Problem to work on. Each entry below should be reproduced character for character.

Supplied information.
== == ==

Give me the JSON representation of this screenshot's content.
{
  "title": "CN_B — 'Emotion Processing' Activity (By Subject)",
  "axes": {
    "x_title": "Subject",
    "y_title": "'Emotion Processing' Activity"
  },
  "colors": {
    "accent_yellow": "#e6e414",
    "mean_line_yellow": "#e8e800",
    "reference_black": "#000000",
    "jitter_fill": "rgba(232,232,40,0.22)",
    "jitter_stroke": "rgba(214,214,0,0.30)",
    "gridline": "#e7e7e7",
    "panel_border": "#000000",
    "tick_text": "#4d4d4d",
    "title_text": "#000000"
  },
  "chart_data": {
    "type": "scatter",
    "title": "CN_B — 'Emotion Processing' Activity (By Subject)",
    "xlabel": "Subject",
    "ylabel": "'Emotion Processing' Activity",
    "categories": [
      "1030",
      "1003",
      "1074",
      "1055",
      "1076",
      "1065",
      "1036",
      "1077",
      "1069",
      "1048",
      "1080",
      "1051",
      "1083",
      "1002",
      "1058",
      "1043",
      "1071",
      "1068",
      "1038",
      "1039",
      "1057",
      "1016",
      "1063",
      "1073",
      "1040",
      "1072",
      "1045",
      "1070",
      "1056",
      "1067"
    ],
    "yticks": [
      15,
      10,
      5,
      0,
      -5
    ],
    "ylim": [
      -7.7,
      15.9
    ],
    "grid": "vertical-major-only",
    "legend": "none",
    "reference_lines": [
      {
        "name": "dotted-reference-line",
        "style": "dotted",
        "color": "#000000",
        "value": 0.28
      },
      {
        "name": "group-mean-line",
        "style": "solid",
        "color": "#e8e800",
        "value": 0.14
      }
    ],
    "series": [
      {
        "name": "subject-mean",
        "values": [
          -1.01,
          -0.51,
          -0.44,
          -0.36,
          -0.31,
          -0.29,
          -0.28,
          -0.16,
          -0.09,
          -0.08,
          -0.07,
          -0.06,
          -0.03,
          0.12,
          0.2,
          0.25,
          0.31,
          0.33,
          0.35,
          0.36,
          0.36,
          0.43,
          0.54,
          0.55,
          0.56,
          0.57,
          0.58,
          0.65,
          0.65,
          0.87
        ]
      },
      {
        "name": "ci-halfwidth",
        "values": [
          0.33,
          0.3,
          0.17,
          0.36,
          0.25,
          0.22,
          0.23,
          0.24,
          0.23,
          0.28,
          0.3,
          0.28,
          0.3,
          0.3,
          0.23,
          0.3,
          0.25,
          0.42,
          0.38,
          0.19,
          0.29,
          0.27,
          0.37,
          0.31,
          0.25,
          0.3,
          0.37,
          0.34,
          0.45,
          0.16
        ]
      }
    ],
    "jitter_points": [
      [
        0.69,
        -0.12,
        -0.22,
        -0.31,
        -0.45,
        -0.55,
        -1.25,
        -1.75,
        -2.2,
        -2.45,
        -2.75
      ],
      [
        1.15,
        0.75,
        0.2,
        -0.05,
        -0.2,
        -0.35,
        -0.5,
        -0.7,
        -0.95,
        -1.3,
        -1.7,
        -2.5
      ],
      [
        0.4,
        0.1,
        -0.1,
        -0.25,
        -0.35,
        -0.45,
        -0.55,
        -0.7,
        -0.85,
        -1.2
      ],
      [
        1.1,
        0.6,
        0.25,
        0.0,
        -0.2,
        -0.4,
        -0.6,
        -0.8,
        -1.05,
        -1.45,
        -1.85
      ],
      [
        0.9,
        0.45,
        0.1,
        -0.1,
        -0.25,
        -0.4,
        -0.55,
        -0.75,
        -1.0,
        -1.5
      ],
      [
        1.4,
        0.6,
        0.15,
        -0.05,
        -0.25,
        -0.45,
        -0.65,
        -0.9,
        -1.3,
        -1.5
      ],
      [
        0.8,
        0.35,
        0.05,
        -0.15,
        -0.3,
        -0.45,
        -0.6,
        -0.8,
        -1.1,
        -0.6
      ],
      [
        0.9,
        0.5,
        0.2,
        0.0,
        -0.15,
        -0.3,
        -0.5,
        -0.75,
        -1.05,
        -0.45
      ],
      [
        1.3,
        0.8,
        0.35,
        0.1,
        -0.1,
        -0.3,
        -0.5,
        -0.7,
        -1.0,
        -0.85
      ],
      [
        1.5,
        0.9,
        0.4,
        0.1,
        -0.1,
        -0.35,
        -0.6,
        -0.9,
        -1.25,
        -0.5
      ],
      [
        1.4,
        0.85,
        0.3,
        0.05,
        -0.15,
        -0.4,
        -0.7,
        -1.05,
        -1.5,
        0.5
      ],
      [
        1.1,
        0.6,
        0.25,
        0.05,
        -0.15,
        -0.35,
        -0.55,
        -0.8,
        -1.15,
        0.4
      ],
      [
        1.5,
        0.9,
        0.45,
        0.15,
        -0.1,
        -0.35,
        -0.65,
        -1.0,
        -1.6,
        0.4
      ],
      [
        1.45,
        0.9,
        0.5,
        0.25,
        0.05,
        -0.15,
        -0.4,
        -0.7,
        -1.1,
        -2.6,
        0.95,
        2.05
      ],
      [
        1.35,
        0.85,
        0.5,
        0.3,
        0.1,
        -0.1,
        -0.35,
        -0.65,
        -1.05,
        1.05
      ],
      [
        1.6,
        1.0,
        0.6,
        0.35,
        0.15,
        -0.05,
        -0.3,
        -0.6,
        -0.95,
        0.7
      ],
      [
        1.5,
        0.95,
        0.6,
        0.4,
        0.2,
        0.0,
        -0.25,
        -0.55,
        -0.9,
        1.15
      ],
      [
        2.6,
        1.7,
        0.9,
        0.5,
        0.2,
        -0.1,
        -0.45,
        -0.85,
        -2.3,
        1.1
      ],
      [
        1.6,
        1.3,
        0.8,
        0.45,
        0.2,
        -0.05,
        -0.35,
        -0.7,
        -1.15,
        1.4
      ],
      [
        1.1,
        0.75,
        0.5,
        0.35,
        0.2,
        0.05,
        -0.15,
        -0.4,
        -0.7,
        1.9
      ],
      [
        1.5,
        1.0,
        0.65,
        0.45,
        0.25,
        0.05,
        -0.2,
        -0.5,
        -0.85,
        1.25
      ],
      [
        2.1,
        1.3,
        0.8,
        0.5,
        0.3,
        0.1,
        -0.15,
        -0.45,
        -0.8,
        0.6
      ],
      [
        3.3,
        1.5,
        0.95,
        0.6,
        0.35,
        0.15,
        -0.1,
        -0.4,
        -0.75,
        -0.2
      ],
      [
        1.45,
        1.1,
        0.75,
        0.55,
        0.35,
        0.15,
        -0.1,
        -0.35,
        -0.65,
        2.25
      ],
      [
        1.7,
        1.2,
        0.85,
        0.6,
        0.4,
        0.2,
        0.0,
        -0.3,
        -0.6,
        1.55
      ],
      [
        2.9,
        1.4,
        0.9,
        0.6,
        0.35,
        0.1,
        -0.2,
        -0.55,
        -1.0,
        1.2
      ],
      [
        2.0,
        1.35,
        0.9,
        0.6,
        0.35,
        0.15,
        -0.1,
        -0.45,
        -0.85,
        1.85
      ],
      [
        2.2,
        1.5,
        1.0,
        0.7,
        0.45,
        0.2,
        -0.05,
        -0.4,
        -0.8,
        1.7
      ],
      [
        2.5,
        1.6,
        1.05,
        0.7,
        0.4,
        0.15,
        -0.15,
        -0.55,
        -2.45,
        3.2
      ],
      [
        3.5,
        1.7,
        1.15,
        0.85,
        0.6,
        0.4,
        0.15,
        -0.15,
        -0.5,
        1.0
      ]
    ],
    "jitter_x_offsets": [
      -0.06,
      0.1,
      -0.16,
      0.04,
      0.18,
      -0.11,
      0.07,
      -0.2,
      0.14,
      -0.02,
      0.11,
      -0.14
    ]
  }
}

== == ==

Solution for this exercise.
Give me the JSON representation of this screenshot's content.
{
  "title": "CN_B — 'Emotion Processing' Activity (By Subject)",
  "axes": {
    "x_title": "Subject",
    "y_title": "'Emotion Processing' Activity"
  },
  "colors": {
    "accent_yellow": "#e6e414",
    "mean_line_yellow": "#e8e800",
    "reference_black": "#000000",
    "jitter_fill": "rgba(232,232,40,0.22)",
    "jitter_stroke": "rgba(214,214,0,0.30)",
    "gridline": "#e7e7e7",
    "panel_border": "#000000",
    "tick_text": "#4d4d4d",
    "title_text": "#000000"
  },
  "chart_data": {
    "type": "scatter",
    "title": "CN_B — 'Emotion Processing' Activity (By Subject)",
    "xlabel": "Subject",
    "ylabel": "'Emotion Processing' Activity",
    "categories": [
      "1030",
      "1003",
      "1074",
      "1055",
      "1076",
      "1065",
      "1036",
      "1077",
      "1069",
      "1048",
      "1080",
      "1051",
      "1083",
      "1002",
      "1058",
      "1043",
      "1071",
      "1068",
      "1038",
      "1039",
      "1057",
      "1016",
      "1063",
      "1073",
      "1040",
      "1072",
      "1045",
      "1070",
      "1056",
      "1067"
    ],
    "yticks": [
      15,
      10,
      5,
      0,
      -5
    ],
    "ylim": [
      -7.7,
      15.9
    ],
    "grid": "vertical-major-only",
    "legend": "none",
    "reference_lines": [
      {
        "name": "dotted-reference-line",
        "style": "dotted",
        "color": "#000000",
        "value": 0.28
      },
      {
        "name": "group-mean-line",
        "style": "solid",
        "color": "#e8e800",
        "value": 0.14
      }
    ],
    "series": [
      {
        "name": "subject-mean",
        "values": [
          -1.01,
          -0.51,
          -0.44,
          -0.36,
          -0.31,
          -0.29,
          -0.28,
          -0.16,
          -0.09,
          -0.08,
          -0.07,
          -0.06,
          -0.03,
          0.12,
          0.2,
          0.25,
          0.31,
          0.33,
          0.35,
          0.36,
          0.36,
          0.43,
          0.54,
          0.55,
          0.56,
          0.57,
          0.58,
          0.65,
          0.65,
          0.87
        ]
      },
      {
        "name": "ci-halfwidth",
        "values": [
          0.33,
          0.3,
          0.17,
          0.36,
          0.25,
          0.22,
          0.23,
          0.24,
          0.23,
          0.28,
          0.3,
          0.28,
          0.3,
          0.3,
          0.23,
          0.3,
          0.25,
          0.42,
          0.38,
          0.19,
          0.29,
          0.27,
          0.37,
          0.31,
          0.25,
          0.3,
          0.37,
          0.34,
          0.45,
          0.16
        ]
      }
    ],
    "jitter_points": [
      [
        0.69,
        -0.12,
        -0.22,
        -0.31,
        -0.45,
        -0.55,
        -1.25,
        -1.75,
        -2.2,
        -2.45,
        -2.75
      ],
      [
        1.15,
        0.75,
        0.2,
        -0.05,
        -0.2,
        -0.35,
        -0.5,
        -0.7,
        -0.95,
        -1.3,
        -1.7,
        -2.5
      ],
      [
        0.4,
        0.1,
        -0.1,
        -0.25,
        -0.35,
        -0.45,
        -0.55,
        -0.7,
        -0.85,
        -1.2
      ],
      [
        1.1,
        0.6,
        0.25,
        0.0,
        -0.2,
        -0.4,
        -0.6,
        -0.8,
        -1.05,
        -1.45,
        -1.85
      ],
      [
        0.9,
        0.45,
        0.1,
        -0.1,
        -0.25,
        -0.4,
        -0.55,
        -0.75,
        -1.0,
        -1.5
      ],
      [
        1.4,
        0.6,
        0.15,
        -0.05,
        -0.25,
        -0.45,
        -0.65,
        -0.9,
        -1.3,
        -1.5
      ],
      [
        0.8,
        0.35,
        0.05,
        -0.15,
        -0.3,
        -0.45,
        -0.6,
        -0.8,
        -1.1,
        -0.6
      ],
      [
        0.9,
        0.5,
        0.2,
        0.0,
        -0.15,
        -0.3,
        -0.5,
        -0.75,
        -1.05,
        -0.45
      ],
      [
        1.3,
        0.8,
        0.35,
        0.1,
        -0.1,
        -0.3,
        -0.5,
        -0.7,
        -1.0,
        -0.85
      ],
      [
        1.5,
        0.9,
        0.4,
        0.1,
        -0.1,
        -0.35,
        -0.6,
        -0.9,
        -1.25,
        -0.5
      ],
      [
        1.4,
        0.85,
        0.3,
        0.05,
        -0.15,
        -0.4,
        -0.7,
        -1.05,
        -1.5,
        0.5
      ],
      [
        1.1,
        0.6,
        0.25,
        0.05,
        -0.15,
        -0.35,
        -0.55,
        -0.8,
        -1.15,
        0.4
      ],
      [
        1.5,
        0.9,
        0.45,
        0.15,
        -0.1,
        -0.35,
        -0.65,
        -1.0,
        -1.6,
        0.4
      ],
      [
        1.45,
        0.9,
        0.5,
        0.25,
        0.05,
        -0.15,
        -0.4,
        -0.7,
        -1.1,
        -2.6,
        0.95,
        2.05
      ],
      [
        1.35,
        0.85,
        0.5,
        0.3,
        0.1,
        -0.1,
        -0.35,
        -0.65,
        -1.05,
        1.05
      ],
      [
        1.6,
        1.0,
        0.6,
        0.35,
        0.15,
        -0.05,
        -0.3,
        -0.6,
        -0.95,
        0.7
      ],
      [
        1.5,
        0.95,
        0.6,
        0.4,
        0.2,
        0.0,
        -0.25,
        -0.55,
        -0.9,
        1.15
      ],
      [
        2.6,
        1.7,
        0.9,
        0.5,
        0.2,
        -0.1,
        -0.45,
        -0.85,
        -2.3,
        1.1
      ],
      [
        1.6,
        1.3,
        0.8,
        0.45,
        0.2,
        -0.05,
        -0.35,
        -0.7,
        -1.15,
        1.4
      ],
      [
        1.1,
        0.75,
        0.5,
        0.35,
        0.2,
        0.05,
        -0.15,
        -0.4,
        -0.7,
        1.9
      ],
      [
        1.5,
        1.0,
        0.65,
        0.45,
        0.25,
        0.05,
        -0.2,
        -0.5,
        -0.85,
        1.25
      ],
      [
        2.1,
        1.3,
        0.8,
        0.5,
        0.3,
        0.1,
        -0.15,
        -0.45,
        -0.8,
        0.6
      ],
      [
        3.3,
        1.5,
        0.95,
        0.6,
        0.35,
        0.15,
        -0.1,
        -0.4,
        -0.75,
        -0.2
      ],
      [
        1.45,
        1.1,
        0.75,
        0.55,
        0.35,
        0.15,
        -0.1,
        -0.35,
        -0.65,
        2.25
      ],
      [
        1.7,
        1.2,
        0.85,
        0.6,
        0.4,
        0.2,
        0.0,
        -0.3,
        -0.6,
        1.55
      ],
      [
        2.9,
        1.4,
        0.9,
        0.6,
        0.35,
        0.1,
        -0.2,
        -0.55,
        -1.0,
        1.2
      ],
      [
        2.0,
        1.35,
        0.9,
        0.6,
        0.35,
        0.15,
        -0.1,
        -0.45,
        -0.85,
        1.85
      ],
      [
        2.2,
        1.5,
        1.0,
        0.7,
        0.45,
        0.2,
        -0.05,
        -0.4,
        -0.8,
        1.7
      ],
      [
        2.5,
        1.6,
        1.05,
        0.7,
        0.4,
        0.15,
        -0.15,
        -0.55,
        -2.45,
        3.2
      ],
      [
        3.5,
        1.7,
        1.15,
        0.85,
        0.6,
        0.4,
        0.15,
        -0.15,
        -0.5,
        1.0
      ]
    ],
    "jitter_x_offsets": [
      -0.06,
      0.1,
      -0.16,
      0.04,
      0.18,
      -0.11,
      0.07,
      -0.2,
      0.14,
      -0.02,
      0.11,
      -0.14
    ]
  }
}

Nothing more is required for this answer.